=== Problem description ===
Pull out every line containing the string "Legislación".

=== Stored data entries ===
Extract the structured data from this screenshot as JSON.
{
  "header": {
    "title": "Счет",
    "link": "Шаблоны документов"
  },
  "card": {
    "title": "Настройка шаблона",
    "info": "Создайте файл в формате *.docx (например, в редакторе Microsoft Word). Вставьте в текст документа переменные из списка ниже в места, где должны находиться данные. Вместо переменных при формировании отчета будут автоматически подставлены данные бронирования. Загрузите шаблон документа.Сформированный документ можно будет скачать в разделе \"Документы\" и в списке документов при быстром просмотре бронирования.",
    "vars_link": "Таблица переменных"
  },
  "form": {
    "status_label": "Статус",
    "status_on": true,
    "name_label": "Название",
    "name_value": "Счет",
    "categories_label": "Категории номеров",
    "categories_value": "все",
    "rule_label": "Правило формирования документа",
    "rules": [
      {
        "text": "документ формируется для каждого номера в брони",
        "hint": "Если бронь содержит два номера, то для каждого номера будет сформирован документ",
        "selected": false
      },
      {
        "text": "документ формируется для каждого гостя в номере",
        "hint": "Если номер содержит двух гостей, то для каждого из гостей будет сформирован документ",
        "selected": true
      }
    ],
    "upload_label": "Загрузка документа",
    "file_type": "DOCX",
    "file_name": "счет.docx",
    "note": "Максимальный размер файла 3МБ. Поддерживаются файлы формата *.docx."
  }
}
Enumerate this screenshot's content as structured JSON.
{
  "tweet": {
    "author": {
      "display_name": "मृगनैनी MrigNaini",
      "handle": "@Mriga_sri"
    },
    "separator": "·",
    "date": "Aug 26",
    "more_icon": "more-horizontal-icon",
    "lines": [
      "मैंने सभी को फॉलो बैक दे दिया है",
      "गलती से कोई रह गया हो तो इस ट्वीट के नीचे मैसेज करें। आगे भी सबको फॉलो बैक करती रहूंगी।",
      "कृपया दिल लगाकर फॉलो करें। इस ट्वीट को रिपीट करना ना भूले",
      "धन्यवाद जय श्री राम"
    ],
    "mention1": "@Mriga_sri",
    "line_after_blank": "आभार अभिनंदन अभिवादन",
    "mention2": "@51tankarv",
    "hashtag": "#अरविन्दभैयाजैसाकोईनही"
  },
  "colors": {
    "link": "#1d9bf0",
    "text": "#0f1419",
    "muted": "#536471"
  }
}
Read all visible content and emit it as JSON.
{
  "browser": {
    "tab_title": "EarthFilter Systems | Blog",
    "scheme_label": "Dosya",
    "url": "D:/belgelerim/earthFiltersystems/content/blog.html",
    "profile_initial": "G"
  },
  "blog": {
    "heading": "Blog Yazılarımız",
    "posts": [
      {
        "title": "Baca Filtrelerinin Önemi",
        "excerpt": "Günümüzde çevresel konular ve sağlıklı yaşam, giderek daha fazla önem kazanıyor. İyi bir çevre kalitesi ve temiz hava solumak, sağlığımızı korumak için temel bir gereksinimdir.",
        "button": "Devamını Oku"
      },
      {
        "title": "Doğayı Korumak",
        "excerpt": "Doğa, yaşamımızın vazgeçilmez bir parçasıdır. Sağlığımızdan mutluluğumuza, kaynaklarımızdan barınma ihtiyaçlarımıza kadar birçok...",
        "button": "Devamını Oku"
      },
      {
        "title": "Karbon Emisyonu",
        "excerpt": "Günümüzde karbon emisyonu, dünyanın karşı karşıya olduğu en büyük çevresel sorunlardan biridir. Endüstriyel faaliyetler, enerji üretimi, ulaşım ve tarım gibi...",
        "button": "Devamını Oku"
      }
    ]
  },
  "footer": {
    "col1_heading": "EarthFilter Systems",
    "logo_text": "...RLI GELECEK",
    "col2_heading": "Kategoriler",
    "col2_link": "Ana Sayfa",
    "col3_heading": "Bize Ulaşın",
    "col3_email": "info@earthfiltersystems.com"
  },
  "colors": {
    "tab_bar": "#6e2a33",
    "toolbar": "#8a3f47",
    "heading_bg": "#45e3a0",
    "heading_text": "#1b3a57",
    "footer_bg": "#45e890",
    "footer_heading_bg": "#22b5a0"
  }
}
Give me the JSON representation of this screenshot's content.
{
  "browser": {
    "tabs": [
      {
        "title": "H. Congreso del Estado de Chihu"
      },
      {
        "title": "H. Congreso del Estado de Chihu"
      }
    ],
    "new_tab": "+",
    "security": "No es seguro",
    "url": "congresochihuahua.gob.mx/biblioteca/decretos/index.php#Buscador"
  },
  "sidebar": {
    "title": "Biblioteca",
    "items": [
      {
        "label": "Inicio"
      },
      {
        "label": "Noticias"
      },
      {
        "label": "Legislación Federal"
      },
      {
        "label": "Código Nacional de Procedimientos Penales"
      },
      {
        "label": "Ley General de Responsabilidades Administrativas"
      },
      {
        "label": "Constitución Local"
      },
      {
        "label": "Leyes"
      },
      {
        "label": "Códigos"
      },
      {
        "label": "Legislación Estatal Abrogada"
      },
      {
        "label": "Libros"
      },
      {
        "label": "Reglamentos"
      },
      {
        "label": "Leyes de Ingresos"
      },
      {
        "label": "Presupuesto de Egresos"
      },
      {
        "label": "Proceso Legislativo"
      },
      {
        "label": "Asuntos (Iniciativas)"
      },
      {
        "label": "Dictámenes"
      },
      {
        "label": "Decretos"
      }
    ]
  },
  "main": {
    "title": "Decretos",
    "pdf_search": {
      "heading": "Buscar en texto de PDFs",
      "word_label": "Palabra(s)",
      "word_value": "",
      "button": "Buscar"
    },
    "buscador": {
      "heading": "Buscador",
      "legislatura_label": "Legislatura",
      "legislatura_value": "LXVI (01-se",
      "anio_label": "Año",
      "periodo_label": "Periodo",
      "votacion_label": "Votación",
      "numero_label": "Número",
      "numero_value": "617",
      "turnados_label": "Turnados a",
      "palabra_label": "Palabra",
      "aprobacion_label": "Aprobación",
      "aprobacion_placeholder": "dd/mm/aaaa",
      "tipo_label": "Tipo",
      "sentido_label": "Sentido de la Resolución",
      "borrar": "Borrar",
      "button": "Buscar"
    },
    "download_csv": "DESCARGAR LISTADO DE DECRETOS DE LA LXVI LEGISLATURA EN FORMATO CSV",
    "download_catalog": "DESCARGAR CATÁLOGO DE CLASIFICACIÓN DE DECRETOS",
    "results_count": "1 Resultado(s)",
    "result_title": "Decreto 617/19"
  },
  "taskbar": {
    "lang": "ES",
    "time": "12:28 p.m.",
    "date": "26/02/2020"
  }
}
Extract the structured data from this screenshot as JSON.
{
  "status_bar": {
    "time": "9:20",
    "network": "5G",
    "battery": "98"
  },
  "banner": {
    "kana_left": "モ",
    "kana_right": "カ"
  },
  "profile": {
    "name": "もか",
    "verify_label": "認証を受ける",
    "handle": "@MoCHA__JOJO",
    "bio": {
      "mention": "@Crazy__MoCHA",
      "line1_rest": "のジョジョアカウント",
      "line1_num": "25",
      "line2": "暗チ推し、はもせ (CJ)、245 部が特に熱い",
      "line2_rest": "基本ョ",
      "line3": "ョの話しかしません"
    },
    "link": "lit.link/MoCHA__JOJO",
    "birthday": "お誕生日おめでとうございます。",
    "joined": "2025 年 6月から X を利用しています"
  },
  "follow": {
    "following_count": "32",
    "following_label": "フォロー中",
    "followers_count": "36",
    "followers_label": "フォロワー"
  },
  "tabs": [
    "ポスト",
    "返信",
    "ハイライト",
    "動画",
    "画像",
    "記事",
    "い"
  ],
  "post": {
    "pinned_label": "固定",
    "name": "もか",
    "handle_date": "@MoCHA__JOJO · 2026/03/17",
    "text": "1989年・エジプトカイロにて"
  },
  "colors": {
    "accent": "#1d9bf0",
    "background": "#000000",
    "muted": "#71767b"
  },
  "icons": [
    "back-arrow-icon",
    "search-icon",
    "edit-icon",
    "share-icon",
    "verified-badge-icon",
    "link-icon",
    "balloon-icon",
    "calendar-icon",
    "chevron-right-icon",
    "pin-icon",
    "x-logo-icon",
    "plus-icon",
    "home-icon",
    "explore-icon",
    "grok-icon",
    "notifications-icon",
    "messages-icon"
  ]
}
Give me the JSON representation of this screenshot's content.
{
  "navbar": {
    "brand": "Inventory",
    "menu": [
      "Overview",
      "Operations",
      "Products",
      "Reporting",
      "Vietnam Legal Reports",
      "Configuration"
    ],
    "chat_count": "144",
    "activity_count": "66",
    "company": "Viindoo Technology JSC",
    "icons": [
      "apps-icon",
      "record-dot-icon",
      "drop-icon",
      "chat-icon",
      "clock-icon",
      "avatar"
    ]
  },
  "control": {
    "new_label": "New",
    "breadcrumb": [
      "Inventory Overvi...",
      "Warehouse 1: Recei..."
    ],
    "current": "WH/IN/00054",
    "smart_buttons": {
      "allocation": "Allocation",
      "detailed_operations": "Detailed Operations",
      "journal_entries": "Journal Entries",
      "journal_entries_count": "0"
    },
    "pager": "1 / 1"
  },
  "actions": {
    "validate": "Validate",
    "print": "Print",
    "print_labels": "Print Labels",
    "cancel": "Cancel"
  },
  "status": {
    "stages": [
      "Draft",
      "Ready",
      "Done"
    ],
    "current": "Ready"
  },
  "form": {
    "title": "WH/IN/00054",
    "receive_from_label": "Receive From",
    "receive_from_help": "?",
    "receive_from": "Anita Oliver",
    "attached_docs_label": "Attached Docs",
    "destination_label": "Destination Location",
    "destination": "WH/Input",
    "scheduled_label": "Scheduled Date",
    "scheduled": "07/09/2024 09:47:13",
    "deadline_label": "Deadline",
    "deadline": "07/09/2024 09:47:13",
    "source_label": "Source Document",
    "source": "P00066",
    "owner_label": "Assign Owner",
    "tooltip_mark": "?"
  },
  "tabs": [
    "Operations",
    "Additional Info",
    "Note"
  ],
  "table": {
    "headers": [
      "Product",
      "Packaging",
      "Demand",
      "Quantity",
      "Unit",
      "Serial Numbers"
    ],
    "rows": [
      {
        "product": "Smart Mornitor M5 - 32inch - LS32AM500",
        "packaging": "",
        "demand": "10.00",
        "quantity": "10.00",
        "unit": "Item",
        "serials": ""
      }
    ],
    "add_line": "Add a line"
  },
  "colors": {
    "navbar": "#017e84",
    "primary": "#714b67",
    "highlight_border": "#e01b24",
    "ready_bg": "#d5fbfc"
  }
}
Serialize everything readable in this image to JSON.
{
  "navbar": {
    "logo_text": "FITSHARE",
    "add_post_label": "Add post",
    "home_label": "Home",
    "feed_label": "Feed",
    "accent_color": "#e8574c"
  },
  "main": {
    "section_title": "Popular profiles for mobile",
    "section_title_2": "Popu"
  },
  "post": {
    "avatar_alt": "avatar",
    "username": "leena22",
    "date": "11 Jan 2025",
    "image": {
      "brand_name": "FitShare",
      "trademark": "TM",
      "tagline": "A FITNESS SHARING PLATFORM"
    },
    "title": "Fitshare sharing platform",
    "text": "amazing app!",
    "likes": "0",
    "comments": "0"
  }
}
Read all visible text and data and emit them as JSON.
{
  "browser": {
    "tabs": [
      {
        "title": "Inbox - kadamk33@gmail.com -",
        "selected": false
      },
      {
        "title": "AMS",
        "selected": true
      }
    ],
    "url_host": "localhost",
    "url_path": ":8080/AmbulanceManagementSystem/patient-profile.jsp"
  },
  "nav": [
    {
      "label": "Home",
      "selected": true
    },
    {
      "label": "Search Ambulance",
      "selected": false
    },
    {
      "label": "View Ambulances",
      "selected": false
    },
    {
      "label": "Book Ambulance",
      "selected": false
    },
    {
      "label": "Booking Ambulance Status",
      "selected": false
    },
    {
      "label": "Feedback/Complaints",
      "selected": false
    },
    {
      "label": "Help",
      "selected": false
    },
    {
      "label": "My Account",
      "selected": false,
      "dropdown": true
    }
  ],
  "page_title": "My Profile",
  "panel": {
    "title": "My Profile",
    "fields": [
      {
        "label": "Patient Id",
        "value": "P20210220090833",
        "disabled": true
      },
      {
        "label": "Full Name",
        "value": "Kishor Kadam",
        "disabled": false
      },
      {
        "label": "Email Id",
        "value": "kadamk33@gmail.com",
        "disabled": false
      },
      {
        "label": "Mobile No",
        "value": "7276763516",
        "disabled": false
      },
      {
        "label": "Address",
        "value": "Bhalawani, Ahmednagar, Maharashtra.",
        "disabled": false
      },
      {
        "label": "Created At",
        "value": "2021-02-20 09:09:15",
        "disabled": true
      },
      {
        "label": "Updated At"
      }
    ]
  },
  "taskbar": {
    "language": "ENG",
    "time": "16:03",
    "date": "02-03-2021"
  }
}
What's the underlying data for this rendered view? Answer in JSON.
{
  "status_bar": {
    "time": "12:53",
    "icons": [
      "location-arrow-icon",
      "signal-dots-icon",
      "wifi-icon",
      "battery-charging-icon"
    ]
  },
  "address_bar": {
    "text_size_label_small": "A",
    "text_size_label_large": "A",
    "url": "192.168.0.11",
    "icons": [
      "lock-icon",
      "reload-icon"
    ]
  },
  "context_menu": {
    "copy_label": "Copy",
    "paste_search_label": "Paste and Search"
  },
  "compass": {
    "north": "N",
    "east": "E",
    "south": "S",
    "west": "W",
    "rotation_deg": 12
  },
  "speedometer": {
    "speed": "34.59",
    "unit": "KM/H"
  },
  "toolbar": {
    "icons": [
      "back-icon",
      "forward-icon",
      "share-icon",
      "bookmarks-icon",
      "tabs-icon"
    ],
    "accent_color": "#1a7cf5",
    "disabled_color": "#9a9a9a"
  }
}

=== The solution ===
        "label": "Legislación Federal"
        "label": "Legislación Estatal Abrogada"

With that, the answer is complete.